Work instruction >>
Go over the listing that follows and work out how many lines have the string "para"; reply with the number by itself.

Input data >>
☆ ☆ ☆ ☆

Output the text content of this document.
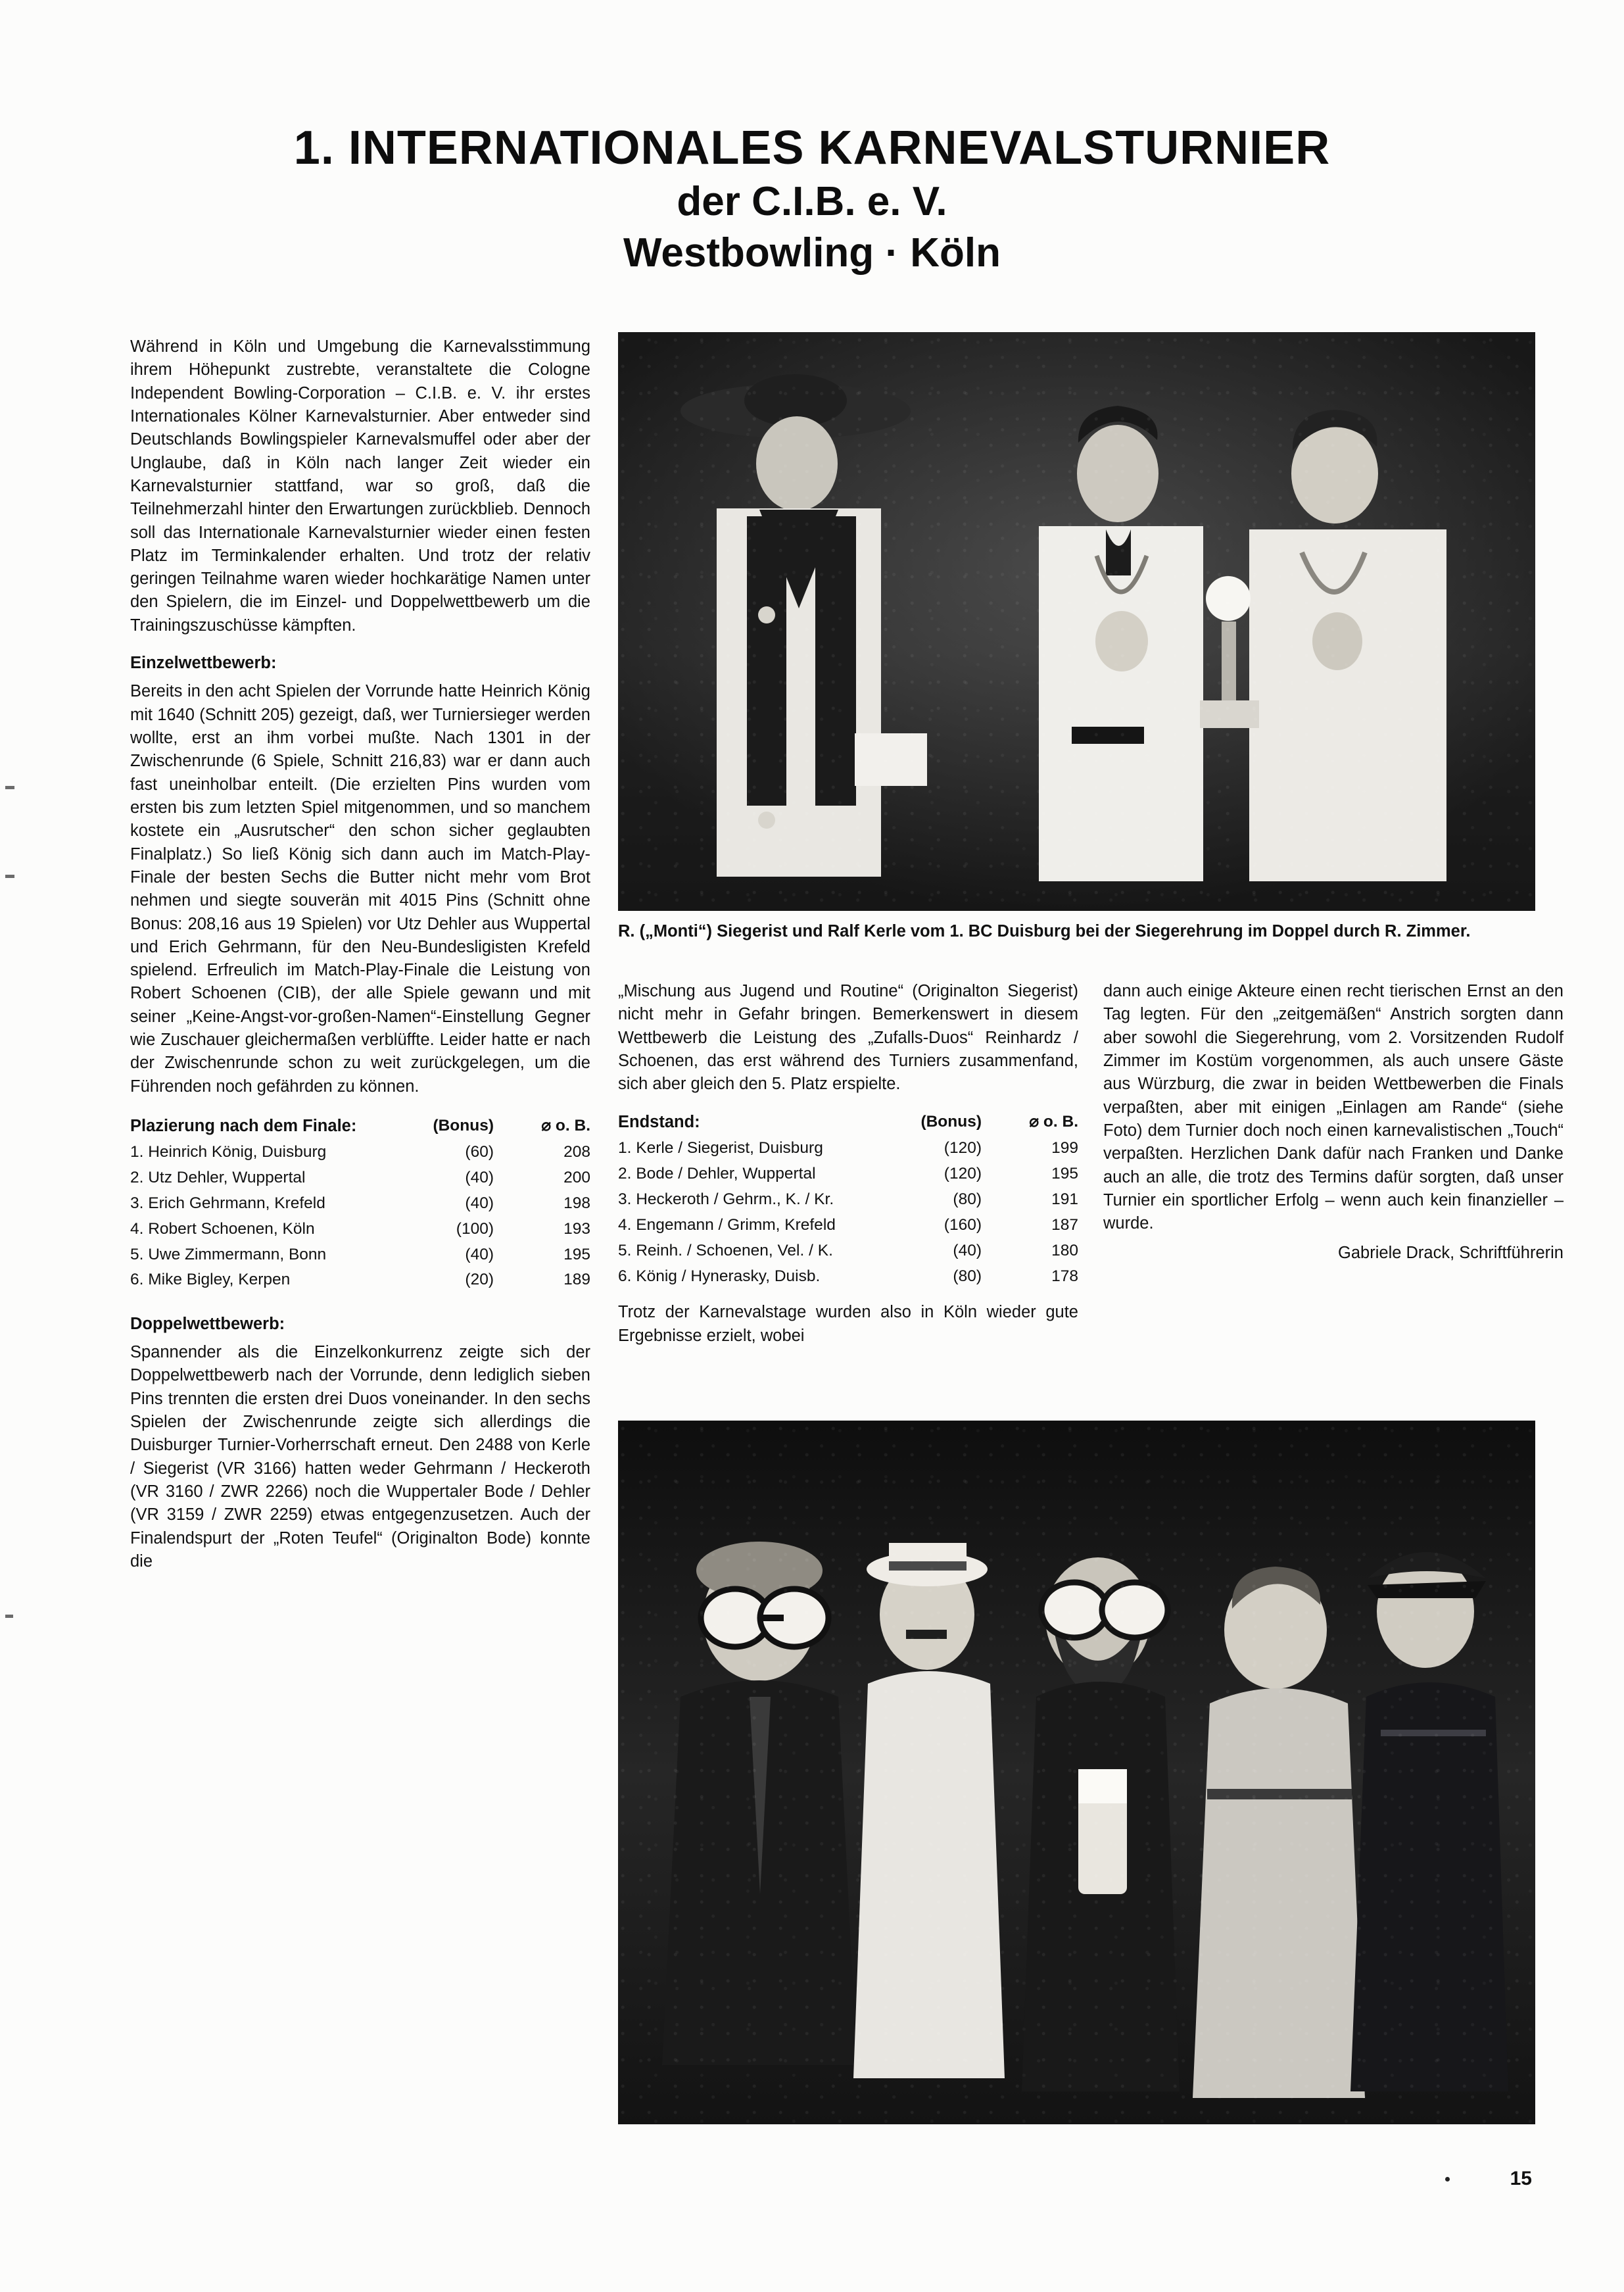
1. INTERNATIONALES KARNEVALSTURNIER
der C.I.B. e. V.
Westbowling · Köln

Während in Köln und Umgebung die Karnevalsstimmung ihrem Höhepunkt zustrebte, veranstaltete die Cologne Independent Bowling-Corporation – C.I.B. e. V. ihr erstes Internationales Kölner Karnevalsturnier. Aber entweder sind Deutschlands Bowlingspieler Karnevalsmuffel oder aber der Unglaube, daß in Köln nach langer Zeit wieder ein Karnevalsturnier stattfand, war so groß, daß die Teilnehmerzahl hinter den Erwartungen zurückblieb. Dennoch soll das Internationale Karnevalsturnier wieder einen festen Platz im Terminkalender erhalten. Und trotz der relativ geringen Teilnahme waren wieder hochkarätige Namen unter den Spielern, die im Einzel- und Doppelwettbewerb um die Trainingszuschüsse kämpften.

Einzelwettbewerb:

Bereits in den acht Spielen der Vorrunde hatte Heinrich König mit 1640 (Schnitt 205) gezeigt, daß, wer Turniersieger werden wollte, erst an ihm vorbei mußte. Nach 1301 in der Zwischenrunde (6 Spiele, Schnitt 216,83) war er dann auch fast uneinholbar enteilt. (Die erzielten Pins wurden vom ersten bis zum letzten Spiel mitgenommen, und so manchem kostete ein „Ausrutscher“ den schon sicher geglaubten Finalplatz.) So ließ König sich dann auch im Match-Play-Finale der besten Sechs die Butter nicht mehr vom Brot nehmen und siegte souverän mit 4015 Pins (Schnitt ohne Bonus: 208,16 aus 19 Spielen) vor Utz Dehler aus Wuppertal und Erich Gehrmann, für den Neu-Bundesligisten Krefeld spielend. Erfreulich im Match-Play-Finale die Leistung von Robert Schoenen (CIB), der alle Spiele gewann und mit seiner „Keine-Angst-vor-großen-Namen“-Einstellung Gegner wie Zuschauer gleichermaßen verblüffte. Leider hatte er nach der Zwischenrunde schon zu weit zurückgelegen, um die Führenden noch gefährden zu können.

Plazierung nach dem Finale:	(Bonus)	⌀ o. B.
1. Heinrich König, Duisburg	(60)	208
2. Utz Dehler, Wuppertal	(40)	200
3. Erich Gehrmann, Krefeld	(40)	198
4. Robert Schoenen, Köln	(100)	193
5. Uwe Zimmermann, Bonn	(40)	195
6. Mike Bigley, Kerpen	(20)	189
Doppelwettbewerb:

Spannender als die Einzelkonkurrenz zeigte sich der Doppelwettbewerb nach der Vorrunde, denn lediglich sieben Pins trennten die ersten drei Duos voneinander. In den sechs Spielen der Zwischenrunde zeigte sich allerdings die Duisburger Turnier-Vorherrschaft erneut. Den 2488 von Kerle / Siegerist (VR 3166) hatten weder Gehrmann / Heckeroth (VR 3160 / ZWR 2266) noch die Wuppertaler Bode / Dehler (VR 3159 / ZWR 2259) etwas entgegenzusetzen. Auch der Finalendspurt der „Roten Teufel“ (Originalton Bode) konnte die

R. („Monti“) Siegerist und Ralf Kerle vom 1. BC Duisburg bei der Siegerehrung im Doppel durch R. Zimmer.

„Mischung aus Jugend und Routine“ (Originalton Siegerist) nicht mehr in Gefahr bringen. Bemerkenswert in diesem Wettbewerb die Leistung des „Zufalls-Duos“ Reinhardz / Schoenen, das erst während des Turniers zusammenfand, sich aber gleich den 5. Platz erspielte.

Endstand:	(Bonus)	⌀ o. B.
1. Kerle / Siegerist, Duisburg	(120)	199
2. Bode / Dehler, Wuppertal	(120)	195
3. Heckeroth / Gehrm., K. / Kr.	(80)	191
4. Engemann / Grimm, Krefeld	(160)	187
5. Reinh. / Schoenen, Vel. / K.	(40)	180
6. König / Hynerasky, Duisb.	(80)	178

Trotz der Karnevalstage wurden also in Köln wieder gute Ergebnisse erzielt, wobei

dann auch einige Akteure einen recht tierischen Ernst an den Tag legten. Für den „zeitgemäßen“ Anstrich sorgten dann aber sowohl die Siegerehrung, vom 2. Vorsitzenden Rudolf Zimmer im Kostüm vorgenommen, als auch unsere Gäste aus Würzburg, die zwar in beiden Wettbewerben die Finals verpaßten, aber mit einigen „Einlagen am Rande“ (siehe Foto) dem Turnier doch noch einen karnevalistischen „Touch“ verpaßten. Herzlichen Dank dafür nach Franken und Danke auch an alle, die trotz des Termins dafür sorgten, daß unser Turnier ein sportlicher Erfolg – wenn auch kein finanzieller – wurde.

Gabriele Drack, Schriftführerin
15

☆ ☆ ☆ ☆

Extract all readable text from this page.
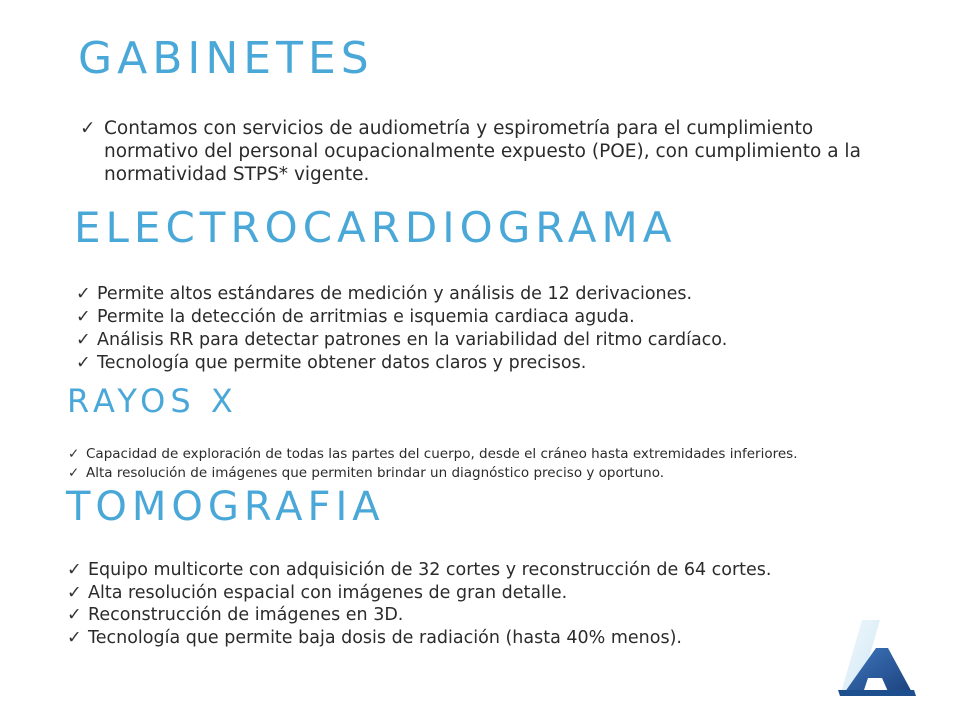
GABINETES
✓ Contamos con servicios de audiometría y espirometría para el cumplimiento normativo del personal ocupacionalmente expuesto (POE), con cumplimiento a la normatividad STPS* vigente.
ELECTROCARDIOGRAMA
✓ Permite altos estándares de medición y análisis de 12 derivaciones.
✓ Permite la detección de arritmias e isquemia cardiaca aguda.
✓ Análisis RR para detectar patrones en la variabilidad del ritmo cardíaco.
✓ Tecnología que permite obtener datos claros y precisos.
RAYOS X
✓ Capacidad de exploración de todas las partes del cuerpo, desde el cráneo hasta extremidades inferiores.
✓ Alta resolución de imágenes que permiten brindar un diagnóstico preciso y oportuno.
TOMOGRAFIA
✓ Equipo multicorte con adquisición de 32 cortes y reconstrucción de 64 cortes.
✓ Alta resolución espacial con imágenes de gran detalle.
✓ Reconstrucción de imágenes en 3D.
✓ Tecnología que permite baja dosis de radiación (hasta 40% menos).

☆ ☆ ☆ ☆

Exercise solution >>
2